Will you give the material below again, every line exactly as it is?

+ + + + +

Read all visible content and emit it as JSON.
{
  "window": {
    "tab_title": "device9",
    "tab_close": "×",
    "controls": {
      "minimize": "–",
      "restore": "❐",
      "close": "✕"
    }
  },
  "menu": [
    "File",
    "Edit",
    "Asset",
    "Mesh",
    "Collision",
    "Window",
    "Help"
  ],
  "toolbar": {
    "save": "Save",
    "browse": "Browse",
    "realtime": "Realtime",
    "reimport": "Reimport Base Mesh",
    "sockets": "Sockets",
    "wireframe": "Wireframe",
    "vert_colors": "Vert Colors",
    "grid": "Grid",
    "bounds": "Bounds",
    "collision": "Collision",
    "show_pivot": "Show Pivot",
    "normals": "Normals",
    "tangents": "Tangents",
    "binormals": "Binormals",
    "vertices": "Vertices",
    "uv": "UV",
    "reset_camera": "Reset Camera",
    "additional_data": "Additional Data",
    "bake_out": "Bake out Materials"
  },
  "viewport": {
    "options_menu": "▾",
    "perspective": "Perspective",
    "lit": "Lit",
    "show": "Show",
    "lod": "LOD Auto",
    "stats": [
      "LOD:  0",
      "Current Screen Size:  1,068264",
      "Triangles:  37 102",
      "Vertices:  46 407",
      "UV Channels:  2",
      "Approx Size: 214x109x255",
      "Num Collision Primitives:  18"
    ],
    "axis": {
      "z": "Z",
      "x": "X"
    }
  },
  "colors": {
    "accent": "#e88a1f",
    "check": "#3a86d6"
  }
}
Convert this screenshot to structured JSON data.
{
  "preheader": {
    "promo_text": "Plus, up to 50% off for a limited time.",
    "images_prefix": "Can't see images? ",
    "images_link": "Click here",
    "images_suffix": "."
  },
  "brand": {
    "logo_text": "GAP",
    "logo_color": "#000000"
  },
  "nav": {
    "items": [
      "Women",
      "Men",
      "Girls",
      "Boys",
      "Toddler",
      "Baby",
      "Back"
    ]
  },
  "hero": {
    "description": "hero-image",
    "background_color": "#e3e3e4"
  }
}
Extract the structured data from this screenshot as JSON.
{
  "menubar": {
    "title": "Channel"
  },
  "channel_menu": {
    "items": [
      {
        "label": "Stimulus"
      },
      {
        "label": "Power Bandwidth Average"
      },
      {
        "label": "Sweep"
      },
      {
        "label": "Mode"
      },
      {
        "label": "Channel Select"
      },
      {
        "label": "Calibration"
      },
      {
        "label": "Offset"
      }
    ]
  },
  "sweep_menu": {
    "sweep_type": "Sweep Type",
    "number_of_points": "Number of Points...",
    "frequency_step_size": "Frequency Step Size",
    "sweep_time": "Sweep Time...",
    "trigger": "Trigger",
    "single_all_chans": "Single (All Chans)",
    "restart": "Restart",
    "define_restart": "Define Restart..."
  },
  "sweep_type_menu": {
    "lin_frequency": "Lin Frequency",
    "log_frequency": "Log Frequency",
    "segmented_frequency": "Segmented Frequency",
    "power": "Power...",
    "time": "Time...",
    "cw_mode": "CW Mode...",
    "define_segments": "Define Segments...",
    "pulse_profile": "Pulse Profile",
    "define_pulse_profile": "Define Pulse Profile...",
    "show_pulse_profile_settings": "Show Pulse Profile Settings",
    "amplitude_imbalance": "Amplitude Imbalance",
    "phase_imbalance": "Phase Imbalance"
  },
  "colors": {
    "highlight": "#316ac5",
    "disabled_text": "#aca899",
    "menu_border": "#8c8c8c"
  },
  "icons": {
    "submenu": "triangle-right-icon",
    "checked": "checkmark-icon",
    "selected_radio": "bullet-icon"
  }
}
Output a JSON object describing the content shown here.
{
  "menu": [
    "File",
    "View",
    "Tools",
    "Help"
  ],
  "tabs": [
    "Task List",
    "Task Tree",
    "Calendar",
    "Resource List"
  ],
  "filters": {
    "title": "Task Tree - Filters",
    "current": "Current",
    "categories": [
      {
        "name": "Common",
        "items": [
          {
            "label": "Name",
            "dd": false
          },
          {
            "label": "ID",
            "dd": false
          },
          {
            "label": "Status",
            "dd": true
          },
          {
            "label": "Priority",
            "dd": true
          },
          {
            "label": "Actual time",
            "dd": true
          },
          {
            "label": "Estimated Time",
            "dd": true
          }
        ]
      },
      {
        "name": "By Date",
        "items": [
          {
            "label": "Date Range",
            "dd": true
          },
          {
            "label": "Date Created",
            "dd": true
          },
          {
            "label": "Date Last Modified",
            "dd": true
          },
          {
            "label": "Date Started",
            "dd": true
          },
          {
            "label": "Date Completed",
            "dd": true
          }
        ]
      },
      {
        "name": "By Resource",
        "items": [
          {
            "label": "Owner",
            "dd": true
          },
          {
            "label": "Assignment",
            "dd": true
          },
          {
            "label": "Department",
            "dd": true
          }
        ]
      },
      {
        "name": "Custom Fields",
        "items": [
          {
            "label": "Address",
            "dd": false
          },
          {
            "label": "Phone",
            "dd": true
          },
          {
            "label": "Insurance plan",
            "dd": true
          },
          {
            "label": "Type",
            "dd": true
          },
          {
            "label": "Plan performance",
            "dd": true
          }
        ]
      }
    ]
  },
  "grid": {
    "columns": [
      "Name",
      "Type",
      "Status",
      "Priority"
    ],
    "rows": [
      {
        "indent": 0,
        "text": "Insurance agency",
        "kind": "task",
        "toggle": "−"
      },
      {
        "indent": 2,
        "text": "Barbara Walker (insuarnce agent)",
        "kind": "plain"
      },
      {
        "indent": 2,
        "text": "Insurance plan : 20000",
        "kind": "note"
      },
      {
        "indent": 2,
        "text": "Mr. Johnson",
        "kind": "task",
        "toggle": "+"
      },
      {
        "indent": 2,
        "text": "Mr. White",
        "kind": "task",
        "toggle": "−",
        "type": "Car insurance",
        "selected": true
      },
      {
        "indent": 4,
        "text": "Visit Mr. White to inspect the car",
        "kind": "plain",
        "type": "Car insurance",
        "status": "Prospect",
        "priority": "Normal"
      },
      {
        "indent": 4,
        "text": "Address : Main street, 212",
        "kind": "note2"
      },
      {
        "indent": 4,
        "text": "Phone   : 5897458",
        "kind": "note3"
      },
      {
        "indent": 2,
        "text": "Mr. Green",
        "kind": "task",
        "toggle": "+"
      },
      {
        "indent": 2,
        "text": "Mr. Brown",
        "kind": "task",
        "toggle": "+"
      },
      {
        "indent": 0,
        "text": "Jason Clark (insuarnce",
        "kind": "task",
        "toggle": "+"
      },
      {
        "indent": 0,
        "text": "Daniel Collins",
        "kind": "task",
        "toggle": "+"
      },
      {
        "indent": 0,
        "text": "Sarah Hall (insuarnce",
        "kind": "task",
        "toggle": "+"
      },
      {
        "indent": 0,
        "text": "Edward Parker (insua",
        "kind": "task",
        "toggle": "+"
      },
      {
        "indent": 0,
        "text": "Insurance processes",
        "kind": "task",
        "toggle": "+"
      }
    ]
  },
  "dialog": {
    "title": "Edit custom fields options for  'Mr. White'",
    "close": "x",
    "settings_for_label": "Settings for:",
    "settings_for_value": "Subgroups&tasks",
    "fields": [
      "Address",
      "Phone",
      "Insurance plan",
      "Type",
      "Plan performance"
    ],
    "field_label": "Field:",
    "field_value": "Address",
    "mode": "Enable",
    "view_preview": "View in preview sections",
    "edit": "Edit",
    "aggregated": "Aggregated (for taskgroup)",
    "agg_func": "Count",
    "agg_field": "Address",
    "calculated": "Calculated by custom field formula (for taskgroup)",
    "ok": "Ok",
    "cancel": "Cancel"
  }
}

+ + + + +

- Exercise response -
Read all visible content and emit it as JSON.
{
  "window": {
    "tab_title": "device9",
    "tab_close": "×",
    "controls": {
      "minimize": "–",
      "restore": "❐",
      "close": "✕"
    }
  },
  "menu": [
    "File",
    "Edit",
    "Asset",
    "Mesh",
    "Collision",
    "Window",
    "Help"
  ],
  "toolbar": {
    "save": "Save",
    "browse": "Browse",
    "realtime": "Realtime",
    "reimport": "Reimport Base Mesh",
    "sockets": "Sockets",
    "wireframe": "Wireframe",
    "vert_colors": "Vert Colors",
    "grid": "Grid",
    "bounds": "Bounds",
    "collision": "Collision",
    "show_pivot": "Show Pivot",
    "normals": "Normals",
    "tangents": "Tangents",
    "binormals": "Binormals",
    "vertices": "Vertices",
    "uv": "UV",
    "reset_camera": "Reset Camera",
    "additional_data": "Additional Data",
    "bake_out": "Bake out Materials"
  },
  "viewport": {
    "options_menu": "▾",
    "perspective": "Perspective",
    "lit": "Lit",
    "show": "Show",
    "lod": "LOD Auto",
    "stats": [
      "LOD:  0",
      "Current Screen Size:  1,068264",
      "Triangles:  37 102",
      "Vertices:  46 407",
      "UV Channels:  2",
      "Approx Size: 214x109x255",
      "Num Collision Primitives:  18"
    ],
    "axis": {
      "z": "Z",
      "x": "X"
    }
  },
  "colors": {
    "accent": "#e88a1f",
    "check": "#3a86d6"
  }
}
Convert this screenshot to structured JSON data.
{
  "preheader": {
    "promo_text": "Plus, up to 50% off for a limited time.",
    "images_prefix": "Can't see images? ",
    "images_link": "Click here",
    "images_suffix": "."
  },
  "brand": {
    "logo_text": "GAP",
    "logo_color": "#000000"
  },
  "nav": {
    "items": [
      "Women",
      "Men",
      "Girls",
      "Boys",
      "Toddler",
      "Baby",
      "Back"
    ]
  },
  "hero": {
    "description": "hero-image",
    "background_color": "#e3e3e4"
  }
}
Extract the structured data from this screenshot as JSON.
{
  "menubar": {
    "title": "Channel"
  },
  "channel_menu": {
    "items": [
      {
        "label": "Stimulus"
      },
      {
        "label": "Power Bandwidth Average"
      },
      {
        "label": "Sweep"
      },
      {
        "label": "Mode"
      },
      {
        "label": "Channel Select"
      },
      {
        "label": "Calibration"
      },
      {
        "label": "Offset"
      }
    ]
  },
  "sweep_menu": {
    "sweep_type": "Sweep Type",
    "number_of_points": "Number of Points...",
    "frequency_step_size": "Frequency Step Size",
    "sweep_time": "Sweep Time...",
    "trigger": "Trigger",
    "single_all_chans": "Single (All Chans)",
    "restart": "Restart",
    "define_restart": "Define Restart..."
  },
  "sweep_type_menu": {
    "lin_frequency": "Lin Frequency",
    "log_frequency": "Log Frequency",
    "segmented_frequency": "Segmented Frequency",
    "power": "Power...",
    "time": "Time...",
    "cw_mode": "CW Mode...",
    "define_segments": "Define Segments...",
    "pulse_profile": "Pulse Profile",
    "define_pulse_profile": "Define Pulse Profile...",
    "show_pulse_profile_settings": "Show Pulse Profile Settings",
    "amplitude_imbalance": "Amplitude Imbalance",
    "phase_imbalance": "Phase Imbalance"
  },
  "colors": {
    "highlight": "#316ac5",
    "disabled_text": "#aca899",
    "menu_border": "#8c8c8c"
  },
  "icons": {
    "submenu": "triangle-right-icon",
    "checked": "checkmark-icon",
    "selected_radio": "bullet-icon"
  }
}
Output a JSON object describing the content shown here.
{
  "menu": [
    "File",
    "View",
    "Tools",
    "Help"
  ],
  "tabs": [
    "Task List",
    "Task Tree",
    "Calendar",
    "Resource List"
  ],
  "filters": {
    "title": "Task Tree - Filters",
    "current": "Current",
    "categories": [
      {
        "name": "Common",
        "items": [
          {
            "label": "Name",
            "dd": false
          },
          {
            "label": "ID",
            "dd": false
          },
          {
            "label": "Status",
            "dd": true
          },
          {
            "label": "Priority",
            "dd": true
          },
          {
            "label": "Actual time",
            "dd": true
          },
          {
            "label": "Estimated Time",
            "dd": true
          }
        ]
      },
      {
        "name": "By Date",
        "items": [
          {
            "label": "Date Range",
            "dd": true
          },
          {
            "label": "Date Created",
            "dd": true
          },
          {
            "label": "Date Last Modified",
            "dd": true
          },
          {
            "label": "Date Started",
            "dd": true
          },
          {
            "label": "Date Completed",
            "dd": true
          }
        ]
      },
      {
        "name": "By Resource",
        "items": [
          {
            "label": "Owner",
            "dd": true
          },
          {
            "label": "Assignment",
            "dd": true
          },
          {
            "label": "Department",
            "dd": true
          }
        ]
      },
      {
        "name": "Custom Fields",
        "items": [
          {
            "label": "Address",
            "dd": false
          },
          {
            "label": "Phone",
            "dd": true
          },
          {
            "label": "Insurance plan",
            "dd": true
          },
          {
            "label": "Type",
            "dd": true
          },
          {
            "label": "Plan performance",
            "dd": true
          }
        ]
      }
    ]
  },
  "grid": {
    "columns": [
      "Name",
      "Type",
      "Status",
      "Priority"
    ],
    "rows": [
      {
        "indent": 0,
        "text": "Insurance agency",
        "kind": "task",
        "toggle": "−"
      },
      {
        "indent": 2,
        "text": "Barbara Walker (insuarnce agent)",
        "kind": "plain"
      },
      {
        "indent": 2,
        "text": "Insurance plan : 20000",
        "kind": "note"
      },
      {
        "indent": 2,
        "text": "Mr. Johnson",
        "kind": "task",
        "toggle": "+"
      },
      {
        "indent": 2,
        "text": "Mr. White",
        "kind": "task",
        "toggle": "−",
        "type": "Car insurance",
        "selected": true
      },
      {
        "indent": 4,
        "text": "Visit Mr. White to inspect the car",
        "kind": "plain",
        "type": "Car insurance",
        "status": "Prospect",
        "priority": "Normal"
      },
      {
        "indent": 4,
        "text": "Address : Main street, 212",
        "kind": "note2"
      },
      {
        "indent": 4,
        "text": "Phone   : 5897458",
        "kind": "note3"
      },
      {
        "indent": 2,
        "text": "Mr. Green",
        "kind": "task",
        "toggle": "+"
      },
      {
        "indent": 2,
        "text": "Mr. Brown",
        "kind": "task",
        "toggle": "+"
      },
      {
        "indent": 0,
        "text": "Jason Clark (insuarnce",
        "kind": "task",
        "toggle": "+"
      },
      {
        "indent": 0,
        "text": "Daniel Collins",
        "kind": "task",
        "toggle": "+"
      },
      {
        "indent": 0,
        "text": "Sarah Hall (insuarnce",
        "kind": "task",
        "toggle": "+"
      },
      {
        "indent": 0,
        "text": "Edward Parker (insua",
        "kind": "task",
        "toggle": "+"
      },
      {
        "indent": 0,
        "text": "Insurance processes",
        "kind": "task",
        "toggle": "+"
      }
    ]
  },
  "dialog": {
    "title": "Edit custom fields options for  'Mr. White'",
    "close": "x",
    "settings_for_label": "Settings for:",
    "settings_for_value": "Subgroups&tasks",
    "fields": [
      "Address",
      "Phone",
      "Insurance plan",
      "Type",
      "Plan performance"
    ],
    "field_label": "Field:",
    "field_value": "Address",
    "mode": "Enable",
    "view_preview": "View in preview sections",
    "edit": "Edit",
    "aggregated": "Aggregated (for taskgroup)",
    "agg_func": "Count",
    "agg_field": "Address",
    "calculated": "Calculated by custom field formula (for taskgroup)",
    "ok": "Ok",
    "cancel": "Cancel"
  }
}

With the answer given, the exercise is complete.